モザンビーク向け無償資金贈与契約の締結:変電所改修により首都の電力供給の改善に貢献

2017年8月25日

握手を交わす署名者

国際協力機構(JICA)は、8月24日、マプトにて、モザンビーク共和国政府との間で、「送変電網緊急改修計画」を対象として13億9,000万円を限度とする無償資金協力の贈与契約(Grant Agreement: G/A)を締結しました。

本事業は、モザンビークの首都マプト近郊におけるインフレネ変電所を改修することにより、首都を含む同国南部の電力系統への電力供給の向上・安定化を図り、もって地域住民の生活向上及び経済活動の促進に寄与するものです。

モザンビークは、1992年の内戦終結以降、高い経済成長を遂げており、マプトのある南部を中心に電力需要が増加しています。しかしながら、既存の変電所は稼働開始後30年以上が経過し、変電設備の老朽化による故障が相次いでいます。そのため頻繁に停電が発生し、マプトにおいても半日以上停電が続くこともあります。マプト近郊は、今後も人口増加や経済活動の活発化等を背景に電力需要の急増が見込まれていることから、南部の既存の電力系統を強化し、電力供給の効率化・安定化を早期に図っていく必要があります。

_課題 1_. 変電所改修の記事によると、モザンビーク南部の既存の電力系統を早期に強化する必要があるのはなぜですか。一～三文で説明しなさい。
_課題 2_. 変電所改修の記事の最後の文に続けて、次に来る文章を書きなさい。
次の項目は解答に使う必要がありません。

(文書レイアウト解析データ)
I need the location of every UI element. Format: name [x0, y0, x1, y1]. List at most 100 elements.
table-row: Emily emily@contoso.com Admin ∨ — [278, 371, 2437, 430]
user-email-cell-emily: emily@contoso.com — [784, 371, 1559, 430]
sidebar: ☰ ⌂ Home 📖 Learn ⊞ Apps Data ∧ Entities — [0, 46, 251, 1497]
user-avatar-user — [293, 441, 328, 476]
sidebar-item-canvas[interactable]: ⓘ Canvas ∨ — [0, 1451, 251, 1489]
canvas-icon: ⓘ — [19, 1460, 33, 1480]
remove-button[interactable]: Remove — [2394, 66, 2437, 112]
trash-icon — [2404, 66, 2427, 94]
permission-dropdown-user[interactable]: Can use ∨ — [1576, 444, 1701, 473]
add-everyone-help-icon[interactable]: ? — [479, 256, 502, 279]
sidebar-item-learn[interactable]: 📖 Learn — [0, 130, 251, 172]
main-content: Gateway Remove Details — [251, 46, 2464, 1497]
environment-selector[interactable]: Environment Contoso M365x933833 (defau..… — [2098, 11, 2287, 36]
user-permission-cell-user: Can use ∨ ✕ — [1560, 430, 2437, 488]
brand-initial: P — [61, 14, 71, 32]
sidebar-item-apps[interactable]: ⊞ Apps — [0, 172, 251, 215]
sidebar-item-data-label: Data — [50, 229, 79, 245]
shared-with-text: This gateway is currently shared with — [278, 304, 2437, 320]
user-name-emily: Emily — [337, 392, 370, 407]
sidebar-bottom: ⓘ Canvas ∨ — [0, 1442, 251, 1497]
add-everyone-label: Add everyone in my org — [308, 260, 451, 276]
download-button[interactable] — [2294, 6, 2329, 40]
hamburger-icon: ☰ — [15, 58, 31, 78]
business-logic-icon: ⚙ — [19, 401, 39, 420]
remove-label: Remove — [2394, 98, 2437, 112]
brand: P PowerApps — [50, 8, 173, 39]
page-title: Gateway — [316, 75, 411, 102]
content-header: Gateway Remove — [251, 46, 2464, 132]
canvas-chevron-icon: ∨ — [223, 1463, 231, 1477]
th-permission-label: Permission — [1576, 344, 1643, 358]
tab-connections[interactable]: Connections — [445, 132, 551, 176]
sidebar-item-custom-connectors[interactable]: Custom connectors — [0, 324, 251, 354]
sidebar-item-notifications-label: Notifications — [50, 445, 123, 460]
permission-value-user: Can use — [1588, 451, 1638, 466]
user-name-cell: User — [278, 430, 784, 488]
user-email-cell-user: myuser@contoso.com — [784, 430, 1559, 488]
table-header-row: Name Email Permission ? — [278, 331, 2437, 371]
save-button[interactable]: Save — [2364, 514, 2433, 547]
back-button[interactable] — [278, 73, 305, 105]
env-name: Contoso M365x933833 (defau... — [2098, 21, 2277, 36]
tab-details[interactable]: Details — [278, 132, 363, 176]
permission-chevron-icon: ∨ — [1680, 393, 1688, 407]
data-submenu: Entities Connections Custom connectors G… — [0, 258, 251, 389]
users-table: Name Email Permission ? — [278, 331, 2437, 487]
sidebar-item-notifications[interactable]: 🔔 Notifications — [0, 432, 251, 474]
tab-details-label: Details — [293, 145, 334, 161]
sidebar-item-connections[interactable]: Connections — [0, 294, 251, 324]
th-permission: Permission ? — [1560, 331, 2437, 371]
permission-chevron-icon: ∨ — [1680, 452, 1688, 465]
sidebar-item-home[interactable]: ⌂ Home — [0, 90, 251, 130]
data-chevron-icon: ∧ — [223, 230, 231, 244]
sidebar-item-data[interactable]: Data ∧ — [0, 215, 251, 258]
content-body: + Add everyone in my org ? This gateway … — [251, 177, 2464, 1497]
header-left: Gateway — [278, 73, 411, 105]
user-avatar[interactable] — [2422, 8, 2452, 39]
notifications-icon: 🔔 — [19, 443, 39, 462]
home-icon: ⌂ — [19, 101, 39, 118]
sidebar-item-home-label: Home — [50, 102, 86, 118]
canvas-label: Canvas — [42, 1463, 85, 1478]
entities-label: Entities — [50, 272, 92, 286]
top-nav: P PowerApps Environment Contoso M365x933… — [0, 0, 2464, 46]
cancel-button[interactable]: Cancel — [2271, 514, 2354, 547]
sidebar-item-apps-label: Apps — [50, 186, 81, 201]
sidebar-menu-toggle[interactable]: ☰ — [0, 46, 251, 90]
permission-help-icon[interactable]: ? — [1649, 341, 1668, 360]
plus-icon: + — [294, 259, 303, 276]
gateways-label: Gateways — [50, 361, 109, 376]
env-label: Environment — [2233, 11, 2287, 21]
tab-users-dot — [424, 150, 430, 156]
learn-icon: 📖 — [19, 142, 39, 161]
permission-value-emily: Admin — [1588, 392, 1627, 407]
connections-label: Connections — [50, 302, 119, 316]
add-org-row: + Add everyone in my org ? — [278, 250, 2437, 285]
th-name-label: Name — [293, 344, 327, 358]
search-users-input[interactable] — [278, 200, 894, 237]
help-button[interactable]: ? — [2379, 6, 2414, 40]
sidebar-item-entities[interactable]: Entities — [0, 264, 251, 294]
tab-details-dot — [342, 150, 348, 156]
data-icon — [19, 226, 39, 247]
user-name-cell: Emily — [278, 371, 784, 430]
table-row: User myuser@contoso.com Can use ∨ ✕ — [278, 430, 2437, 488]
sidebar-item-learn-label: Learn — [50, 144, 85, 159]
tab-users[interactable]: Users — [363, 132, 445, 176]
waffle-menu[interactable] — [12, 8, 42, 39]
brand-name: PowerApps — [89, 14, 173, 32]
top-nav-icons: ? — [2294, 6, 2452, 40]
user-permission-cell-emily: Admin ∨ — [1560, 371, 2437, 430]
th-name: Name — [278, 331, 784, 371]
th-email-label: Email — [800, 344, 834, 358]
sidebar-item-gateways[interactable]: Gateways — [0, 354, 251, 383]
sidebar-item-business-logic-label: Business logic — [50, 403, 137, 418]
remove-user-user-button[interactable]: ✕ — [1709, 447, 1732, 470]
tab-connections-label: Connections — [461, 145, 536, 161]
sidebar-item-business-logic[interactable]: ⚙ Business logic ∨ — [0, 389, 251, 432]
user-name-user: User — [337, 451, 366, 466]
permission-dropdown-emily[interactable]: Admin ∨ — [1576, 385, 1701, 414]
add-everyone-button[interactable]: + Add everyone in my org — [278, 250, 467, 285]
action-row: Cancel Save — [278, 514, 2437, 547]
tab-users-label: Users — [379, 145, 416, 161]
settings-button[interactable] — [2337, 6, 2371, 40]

_解答例 1_. 1992年の内戦終結以降の高い経済成長により、マプトのある南部を中心に電力需要が増えています。一方で既存の変電所は稼働開始から30年以上が経過し、設備の老朽化による故障が相次いで頻繁に停電が起きています。さらにマプト近郊では、人口増加や経済活動の活発化などを背景に、今後も電力需要の急増が見込まれています。

_解答例 2_.
本事業により、インフレネ変電所の変電設備容量が約1.4倍に増加し、停電が減少するとが期待されます。JICAは、本案件に加え、「電力マスタープラン策定プロジェクト」によりモザンビーク全土を対象にした電力マスタープランの策定を支援しており、引き続き、同国の安定的な電力供給を実現するための包括的な支援を行っていきます。

【案件基礎情報】
国名 モザンビーク共和国
案件名 送変電網緊急改修計画(The Project for Emergency Rehabilitation of Transmission Network)
実施予定期間 工期30ヵ月(詳細設計・入札期間含む)
実施機関 電力公社
対象地域・施設 マプト市インフレネ変電所等
具体的事業内容(予定) (1)機材調達
マプト市インフレネ変電所の容量拡充:275キロボルト開閉設備(一式)、
275/66/11キロボルト 250メガボルトアンペア変圧器(一式)、66キロボルト開閉設備(一式) 等
※インフレネ変電所の既設4基の内、最も緊急性の高い変圧器1基が対象。